── PROVIDED RECORDS ──

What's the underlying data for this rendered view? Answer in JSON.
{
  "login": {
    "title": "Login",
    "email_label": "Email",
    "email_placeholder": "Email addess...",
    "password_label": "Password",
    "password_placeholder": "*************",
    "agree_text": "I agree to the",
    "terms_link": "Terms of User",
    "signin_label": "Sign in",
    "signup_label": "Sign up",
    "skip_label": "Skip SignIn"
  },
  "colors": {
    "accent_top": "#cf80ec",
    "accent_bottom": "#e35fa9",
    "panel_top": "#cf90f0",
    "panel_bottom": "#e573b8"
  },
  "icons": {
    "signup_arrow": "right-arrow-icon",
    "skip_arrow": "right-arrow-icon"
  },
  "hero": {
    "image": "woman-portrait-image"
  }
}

───

STATED PROBLEM:
Emit the records above again, exactly, with no line skipped.

REPLY:
What's the underlying data for this rendered view? Answer in JSON.
{
  "login": {
    "title": "Login",
    "email_label": "Email",
    "email_placeholder": "Email addess...",
    "password_label": "Password",
    "password_placeholder": "*************",
    "agree_text": "I agree to the",
    "terms_link": "Terms of User",
    "signin_label": "Sign in",
    "signup_label": "Sign up",
    "skip_label": "Skip SignIn"
  },
  "colors": {
    "accent_top": "#cf80ec",
    "accent_bottom": "#e35fa9",
    "panel_top": "#cf90f0",
    "panel_bottom": "#e573b8"
  },
  "icons": {
    "signup_arrow": "right-arrow-icon",
    "skip_arrow": "right-arrow-icon"
  },
  "hero": {
    "image": "woman-portrait-image"
  }
}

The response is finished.